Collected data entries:
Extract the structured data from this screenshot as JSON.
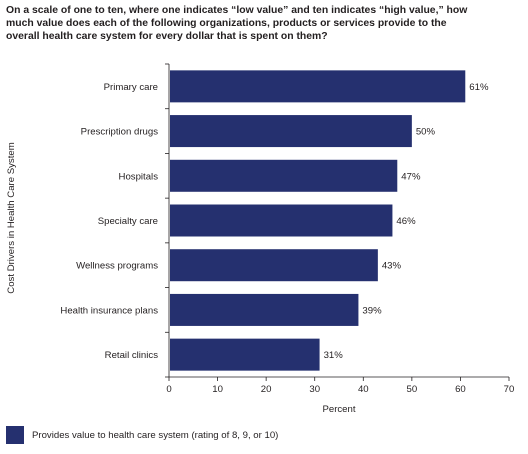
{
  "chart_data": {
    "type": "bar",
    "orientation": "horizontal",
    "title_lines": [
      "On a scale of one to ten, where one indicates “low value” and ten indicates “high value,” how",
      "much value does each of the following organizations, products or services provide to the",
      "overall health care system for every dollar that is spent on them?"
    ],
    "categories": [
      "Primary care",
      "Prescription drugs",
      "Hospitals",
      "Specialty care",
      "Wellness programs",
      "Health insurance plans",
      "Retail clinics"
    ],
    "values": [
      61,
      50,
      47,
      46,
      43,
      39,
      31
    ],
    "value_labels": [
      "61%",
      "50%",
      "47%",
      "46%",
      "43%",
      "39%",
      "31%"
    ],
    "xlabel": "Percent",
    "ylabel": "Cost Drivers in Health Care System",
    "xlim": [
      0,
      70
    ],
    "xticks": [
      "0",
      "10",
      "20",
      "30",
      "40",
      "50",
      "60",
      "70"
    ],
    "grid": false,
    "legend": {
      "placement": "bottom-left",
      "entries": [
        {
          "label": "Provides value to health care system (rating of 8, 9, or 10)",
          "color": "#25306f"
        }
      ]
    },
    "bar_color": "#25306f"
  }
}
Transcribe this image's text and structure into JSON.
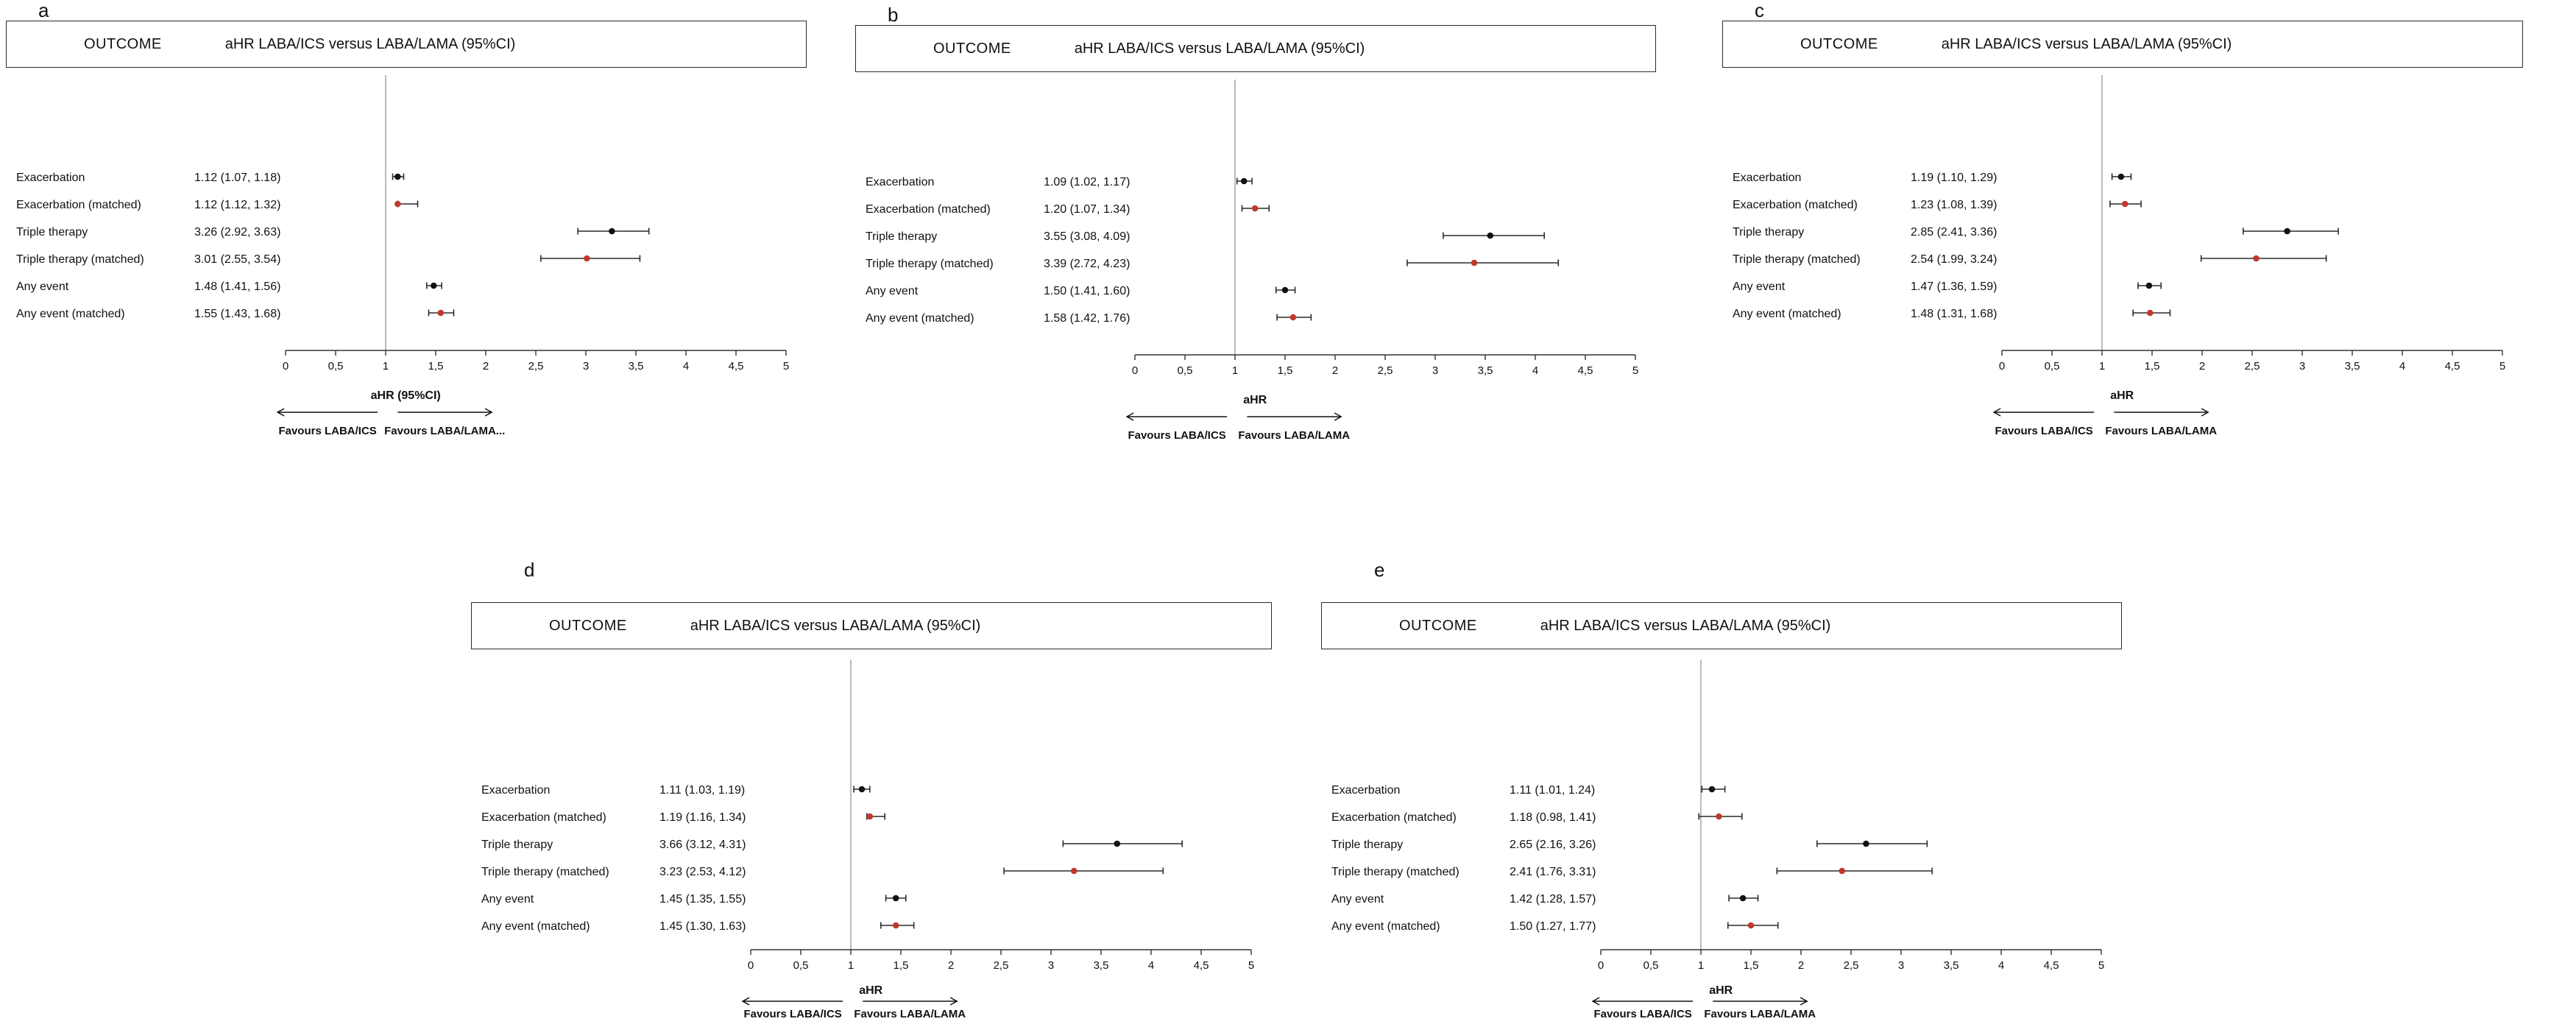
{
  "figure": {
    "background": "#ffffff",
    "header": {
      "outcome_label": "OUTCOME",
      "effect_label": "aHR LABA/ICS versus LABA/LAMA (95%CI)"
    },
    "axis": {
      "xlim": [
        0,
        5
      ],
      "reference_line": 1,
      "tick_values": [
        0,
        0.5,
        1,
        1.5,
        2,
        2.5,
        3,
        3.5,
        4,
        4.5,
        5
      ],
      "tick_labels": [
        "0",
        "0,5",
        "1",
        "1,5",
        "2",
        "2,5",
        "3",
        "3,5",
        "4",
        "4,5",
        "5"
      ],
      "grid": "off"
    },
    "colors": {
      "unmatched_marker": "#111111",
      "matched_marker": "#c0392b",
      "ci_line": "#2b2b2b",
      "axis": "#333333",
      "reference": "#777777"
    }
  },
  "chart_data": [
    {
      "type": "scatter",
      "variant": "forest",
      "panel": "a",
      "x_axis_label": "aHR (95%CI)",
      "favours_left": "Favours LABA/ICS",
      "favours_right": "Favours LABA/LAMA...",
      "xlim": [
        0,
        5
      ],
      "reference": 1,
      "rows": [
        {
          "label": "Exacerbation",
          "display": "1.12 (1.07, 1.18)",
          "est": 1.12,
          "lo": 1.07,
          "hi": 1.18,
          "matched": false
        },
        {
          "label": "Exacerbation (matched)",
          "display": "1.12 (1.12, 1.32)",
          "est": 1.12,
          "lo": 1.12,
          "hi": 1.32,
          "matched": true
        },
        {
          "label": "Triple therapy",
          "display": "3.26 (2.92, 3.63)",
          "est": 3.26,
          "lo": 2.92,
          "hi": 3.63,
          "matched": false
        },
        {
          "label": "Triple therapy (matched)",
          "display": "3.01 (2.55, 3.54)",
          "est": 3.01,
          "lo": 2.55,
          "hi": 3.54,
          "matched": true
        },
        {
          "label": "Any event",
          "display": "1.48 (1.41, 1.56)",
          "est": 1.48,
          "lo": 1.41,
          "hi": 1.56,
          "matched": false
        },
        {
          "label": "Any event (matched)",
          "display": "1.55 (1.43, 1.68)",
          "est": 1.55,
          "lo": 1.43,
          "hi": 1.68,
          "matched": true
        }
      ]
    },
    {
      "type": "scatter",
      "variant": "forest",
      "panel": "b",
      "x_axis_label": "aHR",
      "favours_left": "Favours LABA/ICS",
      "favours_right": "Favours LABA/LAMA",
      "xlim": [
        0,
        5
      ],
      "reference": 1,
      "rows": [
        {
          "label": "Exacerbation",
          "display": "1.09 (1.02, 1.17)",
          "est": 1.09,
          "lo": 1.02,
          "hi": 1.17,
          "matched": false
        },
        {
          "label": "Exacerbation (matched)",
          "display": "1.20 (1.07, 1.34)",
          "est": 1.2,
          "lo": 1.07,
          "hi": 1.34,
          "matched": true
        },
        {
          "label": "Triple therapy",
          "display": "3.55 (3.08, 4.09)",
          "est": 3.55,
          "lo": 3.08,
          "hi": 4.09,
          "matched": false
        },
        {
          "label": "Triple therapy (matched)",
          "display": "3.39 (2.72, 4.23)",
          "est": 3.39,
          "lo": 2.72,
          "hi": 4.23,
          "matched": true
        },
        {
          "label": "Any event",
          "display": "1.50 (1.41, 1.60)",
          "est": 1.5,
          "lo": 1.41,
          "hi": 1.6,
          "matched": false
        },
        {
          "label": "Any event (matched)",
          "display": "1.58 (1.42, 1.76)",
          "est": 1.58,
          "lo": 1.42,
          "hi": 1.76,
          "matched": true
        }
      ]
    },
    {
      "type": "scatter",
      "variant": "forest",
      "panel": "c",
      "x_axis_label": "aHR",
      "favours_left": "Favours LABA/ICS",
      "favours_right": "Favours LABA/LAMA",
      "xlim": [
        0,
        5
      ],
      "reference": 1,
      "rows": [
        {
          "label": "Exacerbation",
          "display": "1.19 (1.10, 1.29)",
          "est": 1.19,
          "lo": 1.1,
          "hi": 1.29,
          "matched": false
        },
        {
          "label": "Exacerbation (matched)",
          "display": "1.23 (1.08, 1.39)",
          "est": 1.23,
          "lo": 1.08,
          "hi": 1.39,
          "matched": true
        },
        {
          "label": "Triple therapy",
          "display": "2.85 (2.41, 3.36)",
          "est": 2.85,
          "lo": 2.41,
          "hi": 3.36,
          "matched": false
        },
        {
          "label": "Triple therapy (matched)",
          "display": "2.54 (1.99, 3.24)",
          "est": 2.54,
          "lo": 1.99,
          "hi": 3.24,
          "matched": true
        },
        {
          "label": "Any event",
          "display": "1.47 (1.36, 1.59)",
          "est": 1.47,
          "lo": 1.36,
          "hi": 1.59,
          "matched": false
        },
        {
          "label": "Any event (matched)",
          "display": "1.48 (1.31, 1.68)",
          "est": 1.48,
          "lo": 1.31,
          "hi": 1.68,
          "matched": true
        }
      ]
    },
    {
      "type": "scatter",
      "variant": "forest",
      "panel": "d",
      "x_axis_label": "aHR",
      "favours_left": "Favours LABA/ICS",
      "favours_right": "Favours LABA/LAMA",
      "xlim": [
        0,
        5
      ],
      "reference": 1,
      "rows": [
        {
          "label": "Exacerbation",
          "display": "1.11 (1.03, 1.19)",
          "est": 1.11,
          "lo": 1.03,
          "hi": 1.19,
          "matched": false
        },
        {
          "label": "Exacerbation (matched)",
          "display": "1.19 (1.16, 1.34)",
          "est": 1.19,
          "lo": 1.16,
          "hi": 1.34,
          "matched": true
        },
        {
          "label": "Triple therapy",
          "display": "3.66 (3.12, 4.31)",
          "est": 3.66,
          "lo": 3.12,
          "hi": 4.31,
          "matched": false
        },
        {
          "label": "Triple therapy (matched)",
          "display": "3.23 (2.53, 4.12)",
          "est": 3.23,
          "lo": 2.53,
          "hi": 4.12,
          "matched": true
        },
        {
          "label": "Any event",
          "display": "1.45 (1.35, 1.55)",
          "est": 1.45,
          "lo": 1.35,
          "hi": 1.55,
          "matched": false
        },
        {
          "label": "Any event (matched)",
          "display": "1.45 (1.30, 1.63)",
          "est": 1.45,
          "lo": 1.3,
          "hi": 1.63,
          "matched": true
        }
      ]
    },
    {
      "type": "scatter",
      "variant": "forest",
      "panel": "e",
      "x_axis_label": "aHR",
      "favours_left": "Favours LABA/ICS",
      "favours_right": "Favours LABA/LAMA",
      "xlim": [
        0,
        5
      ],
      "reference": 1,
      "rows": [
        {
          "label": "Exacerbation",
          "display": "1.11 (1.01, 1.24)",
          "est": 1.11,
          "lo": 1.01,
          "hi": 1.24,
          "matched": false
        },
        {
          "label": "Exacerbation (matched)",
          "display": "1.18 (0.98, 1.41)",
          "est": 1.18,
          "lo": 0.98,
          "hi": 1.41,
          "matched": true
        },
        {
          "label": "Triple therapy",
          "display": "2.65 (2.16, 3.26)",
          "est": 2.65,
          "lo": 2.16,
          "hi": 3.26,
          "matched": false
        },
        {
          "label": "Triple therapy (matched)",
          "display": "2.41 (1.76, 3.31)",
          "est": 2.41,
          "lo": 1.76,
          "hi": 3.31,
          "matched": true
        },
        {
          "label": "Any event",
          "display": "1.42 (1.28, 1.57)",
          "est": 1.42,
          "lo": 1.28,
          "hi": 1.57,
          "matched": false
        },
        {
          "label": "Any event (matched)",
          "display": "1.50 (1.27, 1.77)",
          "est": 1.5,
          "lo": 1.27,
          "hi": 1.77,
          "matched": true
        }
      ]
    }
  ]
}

REQUIREMENTS:
Isolate the lines above that contain the word "this" and copy them.

THE RESULT:
Extract the structured data from this screenshot as JSON.
Transcribe this image's text and structure into JSON.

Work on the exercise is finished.